══ STORED RECORDS

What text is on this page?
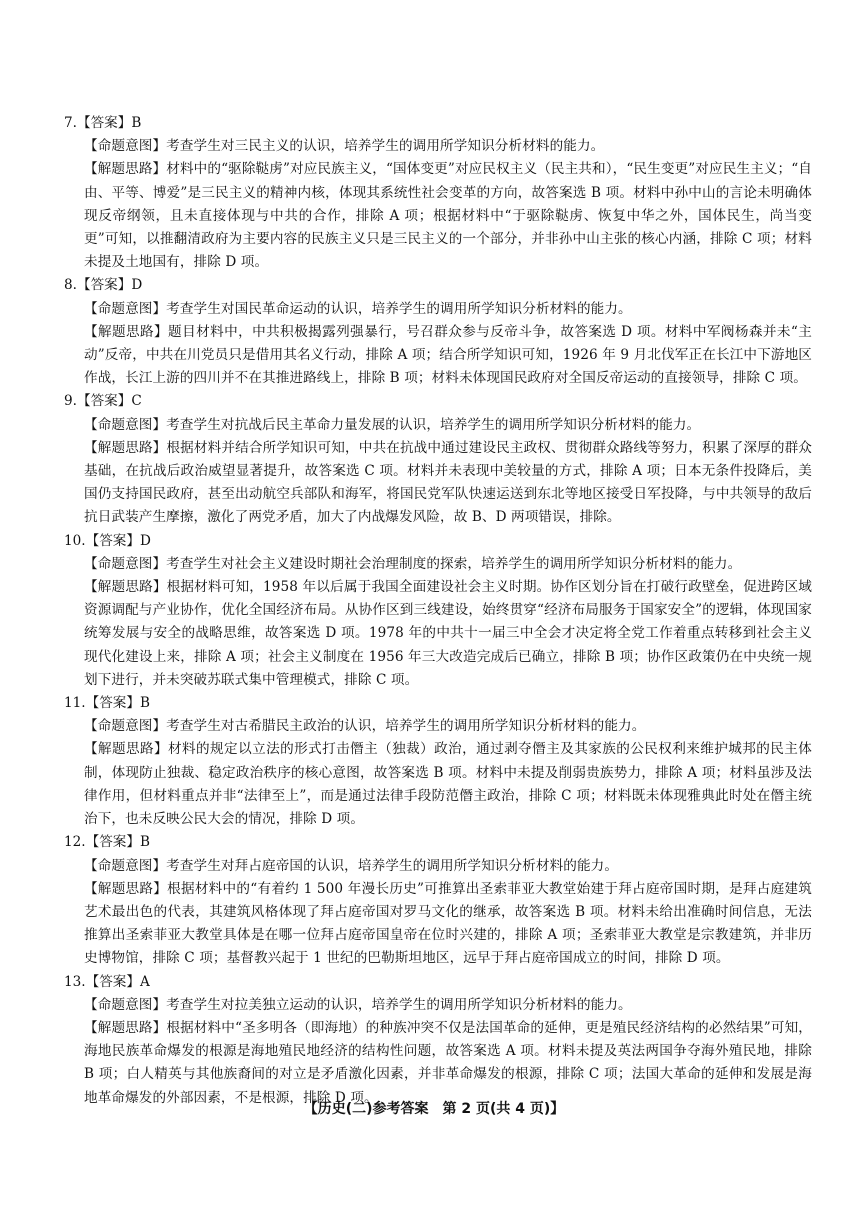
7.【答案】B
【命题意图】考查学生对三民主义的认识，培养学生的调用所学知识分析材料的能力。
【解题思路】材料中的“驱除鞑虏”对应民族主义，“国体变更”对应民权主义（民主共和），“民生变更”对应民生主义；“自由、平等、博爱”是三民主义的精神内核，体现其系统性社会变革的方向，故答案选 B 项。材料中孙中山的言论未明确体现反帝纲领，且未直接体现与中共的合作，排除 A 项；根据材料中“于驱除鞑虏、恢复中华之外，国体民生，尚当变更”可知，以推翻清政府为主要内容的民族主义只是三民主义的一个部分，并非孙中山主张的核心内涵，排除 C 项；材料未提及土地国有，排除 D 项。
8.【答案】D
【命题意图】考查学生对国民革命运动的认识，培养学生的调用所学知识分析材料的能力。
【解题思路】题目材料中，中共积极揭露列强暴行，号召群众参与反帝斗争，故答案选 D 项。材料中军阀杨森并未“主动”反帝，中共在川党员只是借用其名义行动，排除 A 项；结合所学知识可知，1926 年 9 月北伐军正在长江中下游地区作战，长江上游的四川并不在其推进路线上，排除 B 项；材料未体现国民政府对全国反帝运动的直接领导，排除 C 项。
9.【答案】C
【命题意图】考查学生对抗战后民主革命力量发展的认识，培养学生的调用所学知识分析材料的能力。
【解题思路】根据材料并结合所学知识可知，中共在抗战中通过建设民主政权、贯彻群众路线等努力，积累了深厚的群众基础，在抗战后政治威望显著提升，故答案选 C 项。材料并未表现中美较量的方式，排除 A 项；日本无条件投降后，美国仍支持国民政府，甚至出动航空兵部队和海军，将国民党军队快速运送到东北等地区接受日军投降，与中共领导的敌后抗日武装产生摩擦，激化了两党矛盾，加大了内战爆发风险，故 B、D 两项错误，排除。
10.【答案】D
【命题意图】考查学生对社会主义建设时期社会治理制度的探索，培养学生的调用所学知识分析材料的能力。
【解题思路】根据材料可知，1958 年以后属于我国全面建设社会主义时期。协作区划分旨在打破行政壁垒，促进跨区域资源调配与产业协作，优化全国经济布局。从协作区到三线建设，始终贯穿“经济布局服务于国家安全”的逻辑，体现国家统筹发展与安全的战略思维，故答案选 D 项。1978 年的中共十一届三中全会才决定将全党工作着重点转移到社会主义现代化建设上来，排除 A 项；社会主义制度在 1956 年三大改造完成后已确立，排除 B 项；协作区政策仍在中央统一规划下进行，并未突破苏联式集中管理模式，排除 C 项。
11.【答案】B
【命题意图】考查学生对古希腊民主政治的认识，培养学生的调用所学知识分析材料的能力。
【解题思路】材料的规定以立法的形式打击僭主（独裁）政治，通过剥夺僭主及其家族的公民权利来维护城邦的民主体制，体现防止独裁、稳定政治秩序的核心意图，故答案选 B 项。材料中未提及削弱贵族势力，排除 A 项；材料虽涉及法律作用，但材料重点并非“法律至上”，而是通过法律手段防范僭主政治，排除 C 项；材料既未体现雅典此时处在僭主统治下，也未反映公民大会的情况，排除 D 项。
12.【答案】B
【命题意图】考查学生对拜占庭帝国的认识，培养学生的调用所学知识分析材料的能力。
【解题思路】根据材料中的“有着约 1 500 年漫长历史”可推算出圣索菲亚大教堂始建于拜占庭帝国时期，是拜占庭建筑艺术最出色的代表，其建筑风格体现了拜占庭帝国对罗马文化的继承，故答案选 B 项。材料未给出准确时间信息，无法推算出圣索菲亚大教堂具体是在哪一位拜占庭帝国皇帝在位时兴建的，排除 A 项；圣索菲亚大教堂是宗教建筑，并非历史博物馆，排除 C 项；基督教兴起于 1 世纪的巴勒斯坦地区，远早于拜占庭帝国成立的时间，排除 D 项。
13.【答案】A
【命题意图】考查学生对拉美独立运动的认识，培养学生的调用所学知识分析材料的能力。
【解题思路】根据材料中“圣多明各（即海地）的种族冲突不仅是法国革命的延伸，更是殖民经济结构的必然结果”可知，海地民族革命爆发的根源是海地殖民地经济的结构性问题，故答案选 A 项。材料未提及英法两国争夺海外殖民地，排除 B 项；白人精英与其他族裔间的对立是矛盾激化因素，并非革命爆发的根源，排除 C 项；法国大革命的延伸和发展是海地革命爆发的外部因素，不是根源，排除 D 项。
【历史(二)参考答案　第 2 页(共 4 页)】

════
══ STORED RECORDS

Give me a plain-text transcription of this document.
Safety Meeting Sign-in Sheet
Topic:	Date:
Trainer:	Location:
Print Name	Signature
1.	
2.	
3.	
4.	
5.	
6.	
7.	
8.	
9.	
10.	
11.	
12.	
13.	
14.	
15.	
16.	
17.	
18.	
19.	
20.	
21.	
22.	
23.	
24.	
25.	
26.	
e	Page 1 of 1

════

- **EXERCISE**: Scan the listing above. Collect all lines with the word "培养学生的调用所学知识分析材料的能力".

- **CORRECT RESULT**:
【命题意图】考查学生对三民主义的认识，培养学生的调用所学知识分析材料的能力。
【命题意图】考查学生对国民革命运动的认识，培养学生的调用所学知识分析材料的能力。
【命题意图】考查学生对抗战后民主革命力量发展的认识，培养学生的调用所学知识分析材料的能力。
【命题意图】考查学生对社会主义建设时期社会治理制度的探索，培养学生的调用所学知识分析材料的能力。
【命题意图】考查学生对古希腊民主政治的认识，培养学生的调用所学知识分析材料的能力。
【命题意图】考查学生对拜占庭帝国的认识，培养学生的调用所学知识分析材料的能力。
【命题意图】考查学生对拉美独立运动的认识，培养学生的调用所学知识分析材料的能力。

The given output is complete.